--- Start of Dataset records ---

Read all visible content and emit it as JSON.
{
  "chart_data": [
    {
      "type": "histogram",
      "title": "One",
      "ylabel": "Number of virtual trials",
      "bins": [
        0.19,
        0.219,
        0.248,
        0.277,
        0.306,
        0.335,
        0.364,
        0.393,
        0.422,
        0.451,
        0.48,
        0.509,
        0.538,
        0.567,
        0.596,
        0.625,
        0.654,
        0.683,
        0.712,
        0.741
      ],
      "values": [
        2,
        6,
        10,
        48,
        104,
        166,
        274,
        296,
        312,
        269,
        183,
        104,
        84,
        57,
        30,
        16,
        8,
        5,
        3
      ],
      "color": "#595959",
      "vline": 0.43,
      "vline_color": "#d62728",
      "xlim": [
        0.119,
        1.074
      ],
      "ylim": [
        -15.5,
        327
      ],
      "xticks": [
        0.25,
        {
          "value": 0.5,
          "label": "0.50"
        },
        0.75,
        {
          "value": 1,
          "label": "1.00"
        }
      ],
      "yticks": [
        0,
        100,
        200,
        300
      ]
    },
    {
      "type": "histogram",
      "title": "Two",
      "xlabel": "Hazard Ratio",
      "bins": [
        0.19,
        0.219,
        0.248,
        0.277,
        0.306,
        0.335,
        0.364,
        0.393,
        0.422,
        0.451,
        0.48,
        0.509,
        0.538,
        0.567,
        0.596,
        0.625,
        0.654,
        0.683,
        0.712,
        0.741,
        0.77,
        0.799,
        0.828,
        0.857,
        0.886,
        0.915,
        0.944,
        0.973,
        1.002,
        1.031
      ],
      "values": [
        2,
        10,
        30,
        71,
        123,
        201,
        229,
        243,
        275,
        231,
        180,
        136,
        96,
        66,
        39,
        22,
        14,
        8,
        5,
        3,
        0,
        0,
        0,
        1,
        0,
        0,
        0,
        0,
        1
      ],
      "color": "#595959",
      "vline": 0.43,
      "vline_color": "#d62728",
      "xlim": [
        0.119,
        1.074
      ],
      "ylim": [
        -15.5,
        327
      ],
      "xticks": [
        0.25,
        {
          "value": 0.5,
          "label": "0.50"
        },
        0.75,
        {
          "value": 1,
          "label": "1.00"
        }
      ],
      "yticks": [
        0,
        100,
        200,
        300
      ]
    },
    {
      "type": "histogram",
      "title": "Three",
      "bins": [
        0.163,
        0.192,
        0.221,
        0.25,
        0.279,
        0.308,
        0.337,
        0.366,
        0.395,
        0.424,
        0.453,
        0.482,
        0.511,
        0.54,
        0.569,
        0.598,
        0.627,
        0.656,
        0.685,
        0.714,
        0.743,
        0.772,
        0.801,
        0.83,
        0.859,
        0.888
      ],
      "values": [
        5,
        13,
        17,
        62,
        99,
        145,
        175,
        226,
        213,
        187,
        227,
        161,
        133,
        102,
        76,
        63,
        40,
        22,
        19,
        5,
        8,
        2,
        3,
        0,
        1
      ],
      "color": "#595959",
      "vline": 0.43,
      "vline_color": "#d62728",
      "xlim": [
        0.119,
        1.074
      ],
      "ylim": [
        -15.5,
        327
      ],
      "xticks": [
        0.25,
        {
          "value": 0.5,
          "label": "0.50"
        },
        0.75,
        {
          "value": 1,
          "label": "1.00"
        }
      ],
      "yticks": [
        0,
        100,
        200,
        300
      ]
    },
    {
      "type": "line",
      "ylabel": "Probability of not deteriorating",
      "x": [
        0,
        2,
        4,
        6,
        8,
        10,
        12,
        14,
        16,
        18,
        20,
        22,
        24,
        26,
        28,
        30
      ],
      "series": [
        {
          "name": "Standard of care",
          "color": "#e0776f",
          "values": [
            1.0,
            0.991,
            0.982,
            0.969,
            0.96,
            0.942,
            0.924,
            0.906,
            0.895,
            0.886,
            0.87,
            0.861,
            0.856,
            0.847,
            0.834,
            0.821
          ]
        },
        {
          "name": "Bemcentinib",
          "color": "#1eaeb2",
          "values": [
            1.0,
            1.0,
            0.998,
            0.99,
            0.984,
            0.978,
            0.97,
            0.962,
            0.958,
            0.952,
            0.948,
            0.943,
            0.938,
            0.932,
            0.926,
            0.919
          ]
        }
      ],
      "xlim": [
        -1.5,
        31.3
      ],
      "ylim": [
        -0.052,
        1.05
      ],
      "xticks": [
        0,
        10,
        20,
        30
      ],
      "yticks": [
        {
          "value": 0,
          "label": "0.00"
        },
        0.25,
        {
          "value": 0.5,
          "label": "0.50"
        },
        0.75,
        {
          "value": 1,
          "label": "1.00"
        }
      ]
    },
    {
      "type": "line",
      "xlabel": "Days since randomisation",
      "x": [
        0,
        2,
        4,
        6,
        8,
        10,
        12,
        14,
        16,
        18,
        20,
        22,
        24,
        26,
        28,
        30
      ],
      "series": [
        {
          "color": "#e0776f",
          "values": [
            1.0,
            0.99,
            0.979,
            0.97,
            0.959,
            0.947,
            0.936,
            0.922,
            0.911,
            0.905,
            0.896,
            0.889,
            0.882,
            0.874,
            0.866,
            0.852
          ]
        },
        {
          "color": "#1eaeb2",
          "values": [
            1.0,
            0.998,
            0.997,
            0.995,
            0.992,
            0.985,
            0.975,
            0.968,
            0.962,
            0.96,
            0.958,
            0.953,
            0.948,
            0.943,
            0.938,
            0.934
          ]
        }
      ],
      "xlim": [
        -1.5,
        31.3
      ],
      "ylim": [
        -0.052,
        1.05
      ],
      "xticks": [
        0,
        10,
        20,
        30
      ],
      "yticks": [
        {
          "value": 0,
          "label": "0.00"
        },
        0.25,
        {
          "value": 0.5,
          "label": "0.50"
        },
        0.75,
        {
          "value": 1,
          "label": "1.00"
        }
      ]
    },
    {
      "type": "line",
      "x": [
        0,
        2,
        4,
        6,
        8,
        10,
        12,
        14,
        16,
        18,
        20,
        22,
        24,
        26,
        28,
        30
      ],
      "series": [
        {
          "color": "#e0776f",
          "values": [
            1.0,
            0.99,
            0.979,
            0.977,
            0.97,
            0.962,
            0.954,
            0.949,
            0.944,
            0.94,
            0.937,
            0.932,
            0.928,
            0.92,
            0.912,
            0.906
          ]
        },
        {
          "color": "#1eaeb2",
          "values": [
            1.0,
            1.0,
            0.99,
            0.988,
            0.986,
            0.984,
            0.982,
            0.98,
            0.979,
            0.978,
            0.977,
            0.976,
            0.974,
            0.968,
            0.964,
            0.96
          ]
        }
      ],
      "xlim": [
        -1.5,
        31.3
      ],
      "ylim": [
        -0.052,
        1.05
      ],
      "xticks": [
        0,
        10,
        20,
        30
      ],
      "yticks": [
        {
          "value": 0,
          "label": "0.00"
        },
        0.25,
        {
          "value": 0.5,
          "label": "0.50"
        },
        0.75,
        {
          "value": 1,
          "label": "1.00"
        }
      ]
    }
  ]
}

--- End of Dataset records ---

Directive:
Your task is to repeat every line exactly.

Written reply:
Read all visible content and emit it as JSON.
{
  "chart_data": [
    {
      "type": "histogram",
      "title": "One",
      "ylabel": "Number of virtual trials",
      "bins": [
        0.19,
        0.219,
        0.248,
        0.277,
        0.306,
        0.335,
        0.364,
        0.393,
        0.422,
        0.451,
        0.48,
        0.509,
        0.538,
        0.567,
        0.596,
        0.625,
        0.654,
        0.683,
        0.712,
        0.741
      ],
      "values": [
        2,
        6,
        10,
        48,
        104,
        166,
        274,
        296,
        312,
        269,
        183,
        104,
        84,
        57,
        30,
        16,
        8,
        5,
        3
      ],
      "color": "#595959",
      "vline": 0.43,
      "vline_color": "#d62728",
      "xlim": [
        0.119,
        1.074
      ],
      "ylim": [
        -15.5,
        327
      ],
      "xticks": [
        0.25,
        {
          "value": 0.5,
          "label": "0.50"
        },
        0.75,
        {
          "value": 1,
          "label": "1.00"
        }
      ],
      "yticks": [
        0,
        100,
        200,
        300
      ]
    },
    {
      "type": "histogram",
      "title": "Two",
      "xlabel": "Hazard Ratio",
      "bins": [
        0.19,
        0.219,
        0.248,
        0.277,
        0.306,
        0.335,
        0.364,
        0.393,
        0.422,
        0.451,
        0.48,
        0.509,
        0.538,
        0.567,
        0.596,
        0.625,
        0.654,
        0.683,
        0.712,
        0.741,
        0.77,
        0.799,
        0.828,
        0.857,
        0.886,
        0.915,
        0.944,
        0.973,
        1.002,
        1.031
      ],
      "values": [
        2,
        10,
        30,
        71,
        123,
        201,
        229,
        243,
        275,
        231,
        180,
        136,
        96,
        66,
        39,
        22,
        14,
        8,
        5,
        3,
        0,
        0,
        0,
        1,
        0,
        0,
        0,
        0,
        1
      ],
      "color": "#595959",
      "vline": 0.43,
      "vline_color": "#d62728",
      "xlim": [
        0.119,
        1.074
      ],
      "ylim": [
        -15.5,
        327
      ],
      "xticks": [
        0.25,
        {
          "value": 0.5,
          "label": "0.50"
        },
        0.75,
        {
          "value": 1,
          "label": "1.00"
        }
      ],
      "yticks": [
        0,
        100,
        200,
        300
      ]
    },
    {
      "type": "histogram",
      "title": "Three",
      "bins": [
        0.163,
        0.192,
        0.221,
        0.25,
        0.279,
        0.308,
        0.337,
        0.366,
        0.395,
        0.424,
        0.453,
        0.482,
        0.511,
        0.54,
        0.569,
        0.598,
        0.627,
        0.656,
        0.685,
        0.714,
        0.743,
        0.772,
        0.801,
        0.83,
        0.859,
        0.888
      ],
      "values": [
        5,
        13,
        17,
        62,
        99,
        145,
        175,
        226,
        213,
        187,
        227,
        161,
        133,
        102,
        76,
        63,
        40,
        22,
        19,
        5,
        8,
        2,
        3,
        0,
        1
      ],
      "color": "#595959",
      "vline": 0.43,
      "vline_color": "#d62728",
      "xlim": [
        0.119,
        1.074
      ],
      "ylim": [
        -15.5,
        327
      ],
      "xticks": [
        0.25,
        {
          "value": 0.5,
          "label": "0.50"
        },
        0.75,
        {
          "value": 1,
          "label": "1.00"
        }
      ],
      "yticks": [
        0,
        100,
        200,
        300
      ]
    },
    {
      "type": "line",
      "ylabel": "Probability of not deteriorating",
      "x": [
        0,
        2,
        4,
        6,
        8,
        10,
        12,
        14,
        16,
        18,
        20,
        22,
        24,
        26,
        28,
        30
      ],
      "series": [
        {
          "name": "Standard of care",
          "color": "#e0776f",
          "values": [
            1.0,
            0.991,
            0.982,
            0.969,
            0.96,
            0.942,
            0.924,
            0.906,
            0.895,
            0.886,
            0.87,
            0.861,
            0.856,
            0.847,
            0.834,
            0.821
          ]
        },
        {
          "name": "Bemcentinib",
          "color": "#1eaeb2",
          "values": [
            1.0,
            1.0,
            0.998,
            0.99,
            0.984,
            0.978,
            0.97,
            0.962,
            0.958,
            0.952,
            0.948,
            0.943,
            0.938,
            0.932,
            0.926,
            0.919
          ]
        }
      ],
      "xlim": [
        -1.5,
        31.3
      ],
      "ylim": [
        -0.052,
        1.05
      ],
      "xticks": [
        0,
        10,
        20,
        30
      ],
      "yticks": [
        {
          "value": 0,
          "label": "0.00"
        },
        0.25,
        {
          "value": 0.5,
          "label": "0.50"
        },
        0.75,
        {
          "value": 1,
          "label": "1.00"
        }
      ]
    },
    {
      "type": "line",
      "xlabel": "Days since randomisation",
      "x": [
        0,
        2,
        4,
        6,
        8,
        10,
        12,
        14,
        16,
        18,
        20,
        22,
        24,
        26,
        28,
        30
      ],
      "series": [
        {
          "color": "#e0776f",
          "values": [
            1.0,
            0.99,
            0.979,
            0.97,
            0.959,
            0.947,
            0.936,
            0.922,
            0.911,
            0.905,
            0.896,
            0.889,
            0.882,
            0.874,
            0.866,
            0.852
          ]
        },
        {
          "color": "#1eaeb2",
          "values": [
            1.0,
            0.998,
            0.997,
            0.995,
            0.992,
            0.985,
            0.975,
            0.968,
            0.962,
            0.96,
            0.958,
            0.953,
            0.948,
            0.943,
            0.938,
            0.934
          ]
        }
      ],
      "xlim": [
        -1.5,
        31.3
      ],
      "ylim": [
        -0.052,
        1.05
      ],
      "xticks": [
        0,
        10,
        20,
        30
      ],
      "yticks": [
        {
          "value": 0,
          "label": "0.00"
        },
        0.25,
        {
          "value": 0.5,
          "label": "0.50"
        },
        0.75,
        {
          "value": 1,
          "label": "1.00"
        }
      ]
    },
    {
      "type": "line",
      "x": [
        0,
        2,
        4,
        6,
        8,
        10,
        12,
        14,
        16,
        18,
        20,
        22,
        24,
        26,
        28,
        30
      ],
      "series": [
        {
          "color": "#e0776f",
          "values": [
            1.0,
            0.99,
            0.979,
            0.977,
            0.97,
            0.962,
            0.954,
            0.949,
            0.944,
            0.94,
            0.937,
            0.932,
            0.928,
            0.92,
            0.912,
            0.906
          ]
        },
        {
          "color": "#1eaeb2",
          "values": [
            1.0,
            1.0,
            0.99,
            0.988,
            0.986,
            0.984,
            0.982,
            0.98,
            0.979,
            0.978,
            0.977,
            0.976,
            0.974,
            0.968,
            0.964,
            0.96
          ]
        }
      ],
      "xlim": [
        -1.5,
        31.3
      ],
      "ylim": [
        -0.052,
        1.05
      ],
      "xticks": [
        0,
        10,
        20,
        30
      ],
      "yticks": [
        {
          "value": 0,
          "label": "0.00"
        },
        0.25,
        {
          "value": 0.5,
          "label": "0.50"
        },
        0.75,
        {
          "value": 1,
          "label": "1.00"
        }
      ]
    }
  ]
}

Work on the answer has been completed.